TASK STATEMENT. Reproduce every record exactly as it appears, but not the pictures.

** START ENTRIES SUPPLIED **

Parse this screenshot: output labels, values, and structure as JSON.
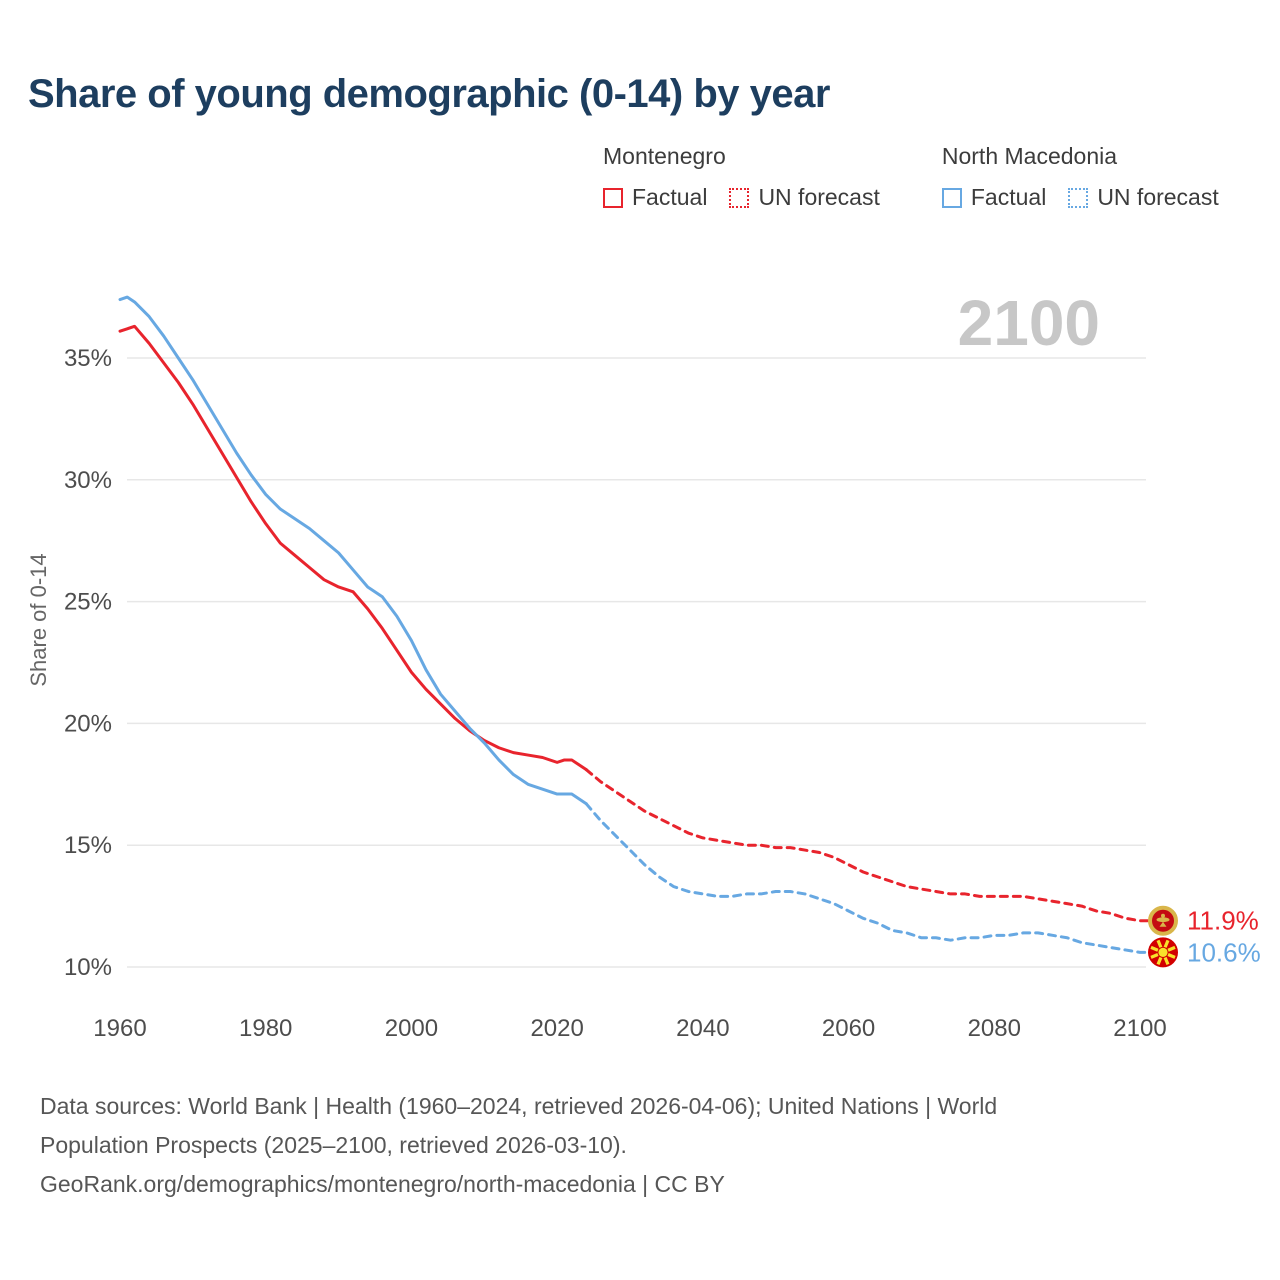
{
  "title": "Share of young demographic (0-14) by year",
  "watermark": "2100",
  "legend": {
    "groups": [
      {
        "name": "Montenegro",
        "color": "#e8242d",
        "items": [
          {
            "label": "Factual",
            "line_style": "solid"
          },
          {
            "label": "UN forecast",
            "line_style": "dotted"
          }
        ]
      },
      {
        "name": "North Macedonia",
        "color": "#67a8e2",
        "items": [
          {
            "label": "Factual",
            "line_style": "solid"
          },
          {
            "label": "UN forecast",
            "line_style": "dotted"
          }
        ]
      }
    ]
  },
  "chart_data": {
    "type": "line",
    "title": "Share of young demographic (0-14) by year",
    "xlabel": "",
    "ylabel": "Share of 0-14",
    "grid": "horizontal",
    "legend_position": "top-right",
    "x_ticks": [
      1960,
      1980,
      2000,
      2020,
      2040,
      2060,
      2080,
      2100
    ],
    "y_ticks": [
      10,
      15,
      20,
      25,
      30,
      35
    ],
    "y_tick_suffix": "%",
    "xlim": [
      1960,
      2100
    ],
    "ylim": [
      8.5,
      38.5
    ],
    "series": [
      {
        "name": "Montenegro — Factual",
        "color": "#e8242d",
        "dash": false,
        "x": [
          1960,
          1961,
          1962,
          1964,
          1966,
          1968,
          1970,
          1972,
          1974,
          1976,
          1978,
          1980,
          1982,
          1984,
          1986,
          1988,
          1990,
          1992,
          1994,
          1996,
          1998,
          2000,
          2002,
          2004,
          2006,
          2008,
          2010,
          2012,
          2014,
          2016,
          2018,
          2020,
          2021,
          2022,
          2024
        ],
        "values": [
          36.1,
          36.2,
          36.3,
          35.6,
          34.8,
          34.0,
          33.1,
          32.1,
          31.1,
          30.1,
          29.1,
          28.2,
          27.4,
          26.9,
          26.4,
          25.9,
          25.6,
          25.4,
          24.7,
          23.9,
          23.0,
          22.1,
          21.4,
          20.8,
          20.2,
          19.7,
          19.3,
          19.0,
          18.8,
          18.7,
          18.6,
          18.4,
          18.5,
          18.5,
          18.1
        ]
      },
      {
        "name": "Montenegro — UN forecast",
        "color": "#e8242d",
        "dash": true,
        "x": [
          2024,
          2026,
          2028,
          2030,
          2032,
          2034,
          2036,
          2038,
          2040,
          2042,
          2044,
          2046,
          2048,
          2050,
          2052,
          2054,
          2056,
          2058,
          2060,
          2062,
          2064,
          2066,
          2068,
          2070,
          2072,
          2074,
          2076,
          2078,
          2080,
          2082,
          2084,
          2086,
          2088,
          2090,
          2092,
          2094,
          2096,
          2098,
          2100
        ],
        "values": [
          18.1,
          17.6,
          17.2,
          16.8,
          16.4,
          16.1,
          15.8,
          15.5,
          15.3,
          15.2,
          15.1,
          15.0,
          15.0,
          14.9,
          14.9,
          14.8,
          14.7,
          14.5,
          14.2,
          13.9,
          13.7,
          13.5,
          13.3,
          13.2,
          13.1,
          13.0,
          13.0,
          12.9,
          12.9,
          12.9,
          12.9,
          12.8,
          12.7,
          12.6,
          12.5,
          12.3,
          12.2,
          12.0,
          11.9
        ]
      },
      {
        "name": "North Macedonia — Factual",
        "color": "#67a8e2",
        "dash": false,
        "x": [
          1960,
          1961,
          1962,
          1964,
          1966,
          1968,
          1970,
          1972,
          1974,
          1976,
          1978,
          1980,
          1982,
          1984,
          1986,
          1988,
          1990,
          1992,
          1994,
          1996,
          1998,
          2000,
          2002,
          2004,
          2006,
          2008,
          2010,
          2012,
          2014,
          2016,
          2018,
          2020,
          2022,
          2024
        ],
        "values": [
          37.4,
          37.5,
          37.3,
          36.7,
          35.9,
          35.0,
          34.1,
          33.1,
          32.1,
          31.1,
          30.2,
          29.4,
          28.8,
          28.4,
          28.0,
          27.5,
          27.0,
          26.3,
          25.6,
          25.2,
          24.4,
          23.4,
          22.2,
          21.2,
          20.5,
          19.8,
          19.2,
          18.5,
          17.9,
          17.5,
          17.3,
          17.1,
          17.1,
          16.7
        ]
      },
      {
        "name": "North Macedonia — UN forecast",
        "color": "#67a8e2",
        "dash": true,
        "x": [
          2024,
          2026,
          2028,
          2030,
          2032,
          2034,
          2036,
          2038,
          2040,
          2042,
          2044,
          2046,
          2048,
          2050,
          2052,
          2054,
          2056,
          2058,
          2060,
          2062,
          2064,
          2066,
          2068,
          2070,
          2072,
          2074,
          2076,
          2078,
          2080,
          2082,
          2084,
          2086,
          2088,
          2090,
          2092,
          2094,
          2096,
          2098,
          2100
        ],
        "values": [
          16.7,
          16.0,
          15.4,
          14.8,
          14.2,
          13.7,
          13.3,
          13.1,
          13.0,
          12.9,
          12.9,
          13.0,
          13.0,
          13.1,
          13.1,
          13.0,
          12.8,
          12.6,
          12.3,
          12.0,
          11.8,
          11.5,
          11.4,
          11.2,
          11.2,
          11.1,
          11.2,
          11.2,
          11.3,
          11.3,
          11.4,
          11.4,
          11.3,
          11.2,
          11.0,
          10.9,
          10.8,
          10.7,
          10.6
        ]
      }
    ],
    "end_labels": [
      {
        "text": "11.9%",
        "value": 11.9,
        "color": "#e8242d",
        "flag": "montenegro"
      },
      {
        "text": "10.6%",
        "value": 10.6,
        "color": "#67a8e2",
        "flag": "north-macedonia"
      }
    ]
  },
  "footer": {
    "line1": "Data sources: World Bank | Health (1960–2024, retrieved 2026-04-06); United Nations | World",
    "line2": "Population Prospects (2025–2100, retrieved 2026-03-10).",
    "line3": "GeoRank.org/demographics/montenegro/north-macedonia | CC BY"
  }
}
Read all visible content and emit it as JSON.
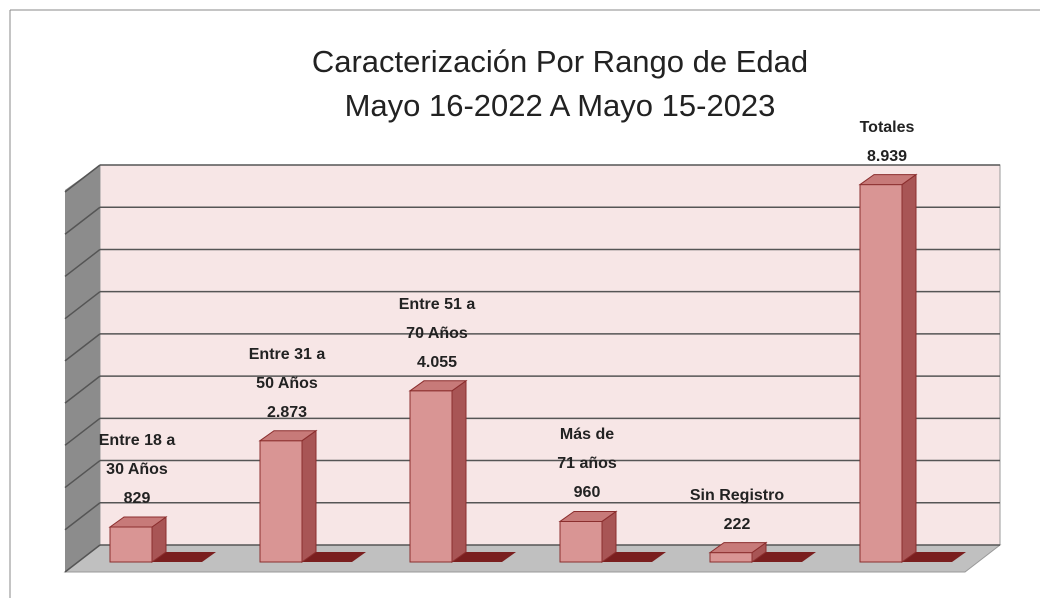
{
  "chart_data": {
    "type": "bar3d",
    "title": "Caracterización Por Rango de Edad\nMayo 16-2022 A Mayo 15-2023",
    "categories": [
      "Entre 18 a\n30 Años",
      "Entre 31 a\n50 Años",
      "Entre 51 a\n70 Años",
      "Más de\n71 años",
      "Sin Registro",
      "Totales"
    ],
    "values": [
      829,
      2873,
      4055,
      960,
      222,
      8939
    ],
    "value_labels": [
      "829",
      "2.873",
      "4.055",
      "960",
      "222",
      "8.939"
    ],
    "color": "#d99594",
    "ylim": [
      0,
      9000
    ],
    "yticks": [
      0,
      1000,
      2000,
      3000,
      4000,
      5000,
      6000,
      7000,
      8000,
      9000
    ],
    "grid": true
  }
}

** END ENTRIES SUPPLIED **

TASK OUTPUT.
Parse this screenshot: output labels, values, and structure as JSON.
{
  "title": "Share of young demographic (0-14) by year",
  "watermark": "2100",
  "legend": {
    "groups": [
      {
        "name": "Montenegro",
        "color": "#e8242d",
        "items": [
          {
            "label": "Factual",
            "line_style": "solid"
          },
          {
            "label": "UN forecast",
            "line_style": "dotted"
          }
        ]
      },
      {
        "name": "North Macedonia",
        "color": "#67a8e2",
        "items": [
          {
            "label": "Factual",
            "line_style": "solid"
          },
          {
            "label": "UN forecast",
            "line_style": "dotted"
          }
        ]
      }
    ]
  },
  "chart_data": {
    "type": "line",
    "title": "Share of young demographic (0-14) by year",
    "xlabel": "",
    "ylabel": "Share of 0-14",
    "grid": "horizontal",
    "legend_position": "top-right",
    "x_ticks": [
      1960,
      1980,
      2000,
      2020,
      2040,
      2060,
      2080,
      2100
    ],
    "y_ticks": [
      10,
      15,
      20,
      25,
      30,
      35
    ],
    "y_tick_suffix": "%",
    "xlim": [
      1960,
      2100
    ],
    "ylim": [
      8.5,
      38.5
    ],
    "series": [
      {
        "name": "Montenegro — Factual",
        "color": "#e8242d",
        "dash": false,
        "x": [
          1960,
          1961,
          1962,
          1964,
          1966,
          1968,
          1970,
          1972,
          1974,
          1976,
          1978,
          1980,
          1982,
          1984,
          1986,
          1988,
          1990,
          1992,
          1994,
          1996,
          1998,
          2000,
          2002,
          2004,
          2006,
          2008,
          2010,
          2012,
          2014,
          2016,
          2018,
          2020,
          2021,
          2022,
          2024
        ],
        "values": [
          36.1,
          36.2,
          36.3,
          35.6,
          34.8,
          34.0,
          33.1,
          32.1,
          31.1,
          30.1,
          29.1,
          28.2,
          27.4,
          26.9,
          26.4,
          25.9,
          25.6,
          25.4,
          24.7,
          23.9,
          23.0,
          22.1,
          21.4,
          20.8,
          20.2,
          19.7,
          19.3,
          19.0,
          18.8,
          18.7,
          18.6,
          18.4,
          18.5,
          18.5,
          18.1
        ]
      },
      {
        "name": "Montenegro — UN forecast",
        "color": "#e8242d",
        "dash": true,
        "x": [
          2024,
          2026,
          2028,
          2030,
          2032,
          2034,
          2036,
          2038,
          2040,
          2042,
          2044,
          2046,
          2048,
          2050,
          2052,
          2054,
          2056,
          2058,
          2060,
          2062,
          2064,
          2066,
          2068,
          2070,
          2072,
          2074,
          2076,
          2078,
          2080,
          2082,
          2084,
          2086,
          2088,
          2090,
          2092,
          2094,
          2096,
          2098,
          2100
        ],
        "values": [
          18.1,
          17.6,
          17.2,
          16.8,
          16.4,
          16.1,
          15.8,
          15.5,
          15.3,
          15.2,
          15.1,
          15.0,
          15.0,
          14.9,
          14.9,
          14.8,
          14.7,
          14.5,
          14.2,
          13.9,
          13.7,
          13.5,
          13.3,
          13.2,
          13.1,
          13.0,
          13.0,
          12.9,
          12.9,
          12.9,
          12.9,
          12.8,
          12.7,
          12.6,
          12.5,
          12.3,
          12.2,
          12.0,
          11.9
        ]
      },
      {
        "name": "North Macedonia — Factual",
        "color": "#67a8e2",
        "dash": false,
        "x": [
          1960,
          1961,
          1962,
          1964,
          1966,
          1968,
          1970,
          1972,
          1974,
          1976,
          1978,
          1980,
          1982,
          1984,
          1986,
          1988,
          1990,
          1992,
          1994,
          1996,
          1998,
          2000,
          2002,
          2004,
          2006,
          2008,
          2010,
          2012,
          2014,
          2016,
          2018,
          2020,
          2022,
          2024
        ],
        "values": [
          37.4,
          37.5,
          37.3,
          36.7,
          35.9,
          35.0,
          34.1,
          33.1,
          32.1,
          31.1,
          30.2,
          29.4,
          28.8,
          28.4,
          28.0,
          27.5,
          27.0,
          26.3,
          25.6,
          25.2,
          24.4,
          23.4,
          22.2,
          21.2,
          20.5,
          19.8,
          19.2,
          18.5,
          17.9,
          17.5,
          17.3,
          17.1,
          17.1,
          16.7
        ]
      },
      {
        "name": "North Macedonia — UN forecast",
        "color": "#67a8e2",
        "dash": true,
        "x": [
          2024,
          2026,
          2028,
          2030,
          2032,
          2034,
          2036,
          2038,
          2040,
          2042,
          2044,
          2046,
          2048,
          2050,
          2052,
          2054,
          2056,
          2058,
          2060,
          2062,
          2064,
          2066,
          2068,
          2070,
          2072,
          2074,
          2076,
          2078,
          2080,
          2082,
          2084,
          2086,
          2088,
          2090,
          2092,
          2094,
          2096,
          2098,
          2100
        ],
        "values": [
          16.7,
          16.0,
          15.4,
          14.8,
          14.2,
          13.7,
          13.3,
          13.1,
          13.0,
          12.9,
          12.9,
          13.0,
          13.0,
          13.1,
          13.1,
          13.0,
          12.8,
          12.6,
          12.3,
          12.0,
          11.8,
          11.5,
          11.4,
          11.2,
          11.2,
          11.1,
          11.2,
          11.2,
          11.3,
          11.3,
          11.4,
          11.4,
          11.3,
          11.2,
          11.0,
          10.9,
          10.8,
          10.7,
          10.6
        ]
      }
    ],
    "end_labels": [
      {
        "text": "11.9%",
        "value": 11.9,
        "color": "#e8242d",
        "flag": "montenegro"
      },
      {
        "text": "10.6%",
        "value": 10.6,
        "color": "#67a8e2",
        "flag": "north-macedonia"
      }
    ]
  },
  "footer": {
    "line1": "Data sources: World Bank | Health (1960–2024, retrieved 2026-04-06); United Nations | World",
    "line2": "Population Prospects (2025–2100, retrieved 2026-03-10).",
    "line3": "GeoRank.org/demographics/montenegro/north-macedonia | CC BY"
  }
}
Read all visible content and emit it as JSON.
{
  "chart_data": {
    "type": "bar3d",
    "title": "Caracterización Por Rango de Edad\nMayo 16-2022 A Mayo 15-2023",
    "categories": [
      "Entre 18 a\n30 Años",
      "Entre 31 a\n50 Años",
      "Entre 51 a\n70 Años",
      "Más de\n71 años",
      "Sin Registro",
      "Totales"
    ],
    "values": [
      829,
      2873,
      4055,
      960,
      222,
      8939
    ],
    "value_labels": [
      "829",
      "2.873",
      "4.055",
      "960",
      "222",
      "8.939"
    ],
    "color": "#d99594",
    "ylim": [
      0,
      9000
    ],
    "yticks": [
      0,
      1000,
      2000,
      3000,
      4000,
      5000,
      6000,
      7000,
      8000,
      9000
    ],
    "grid": true
  }
}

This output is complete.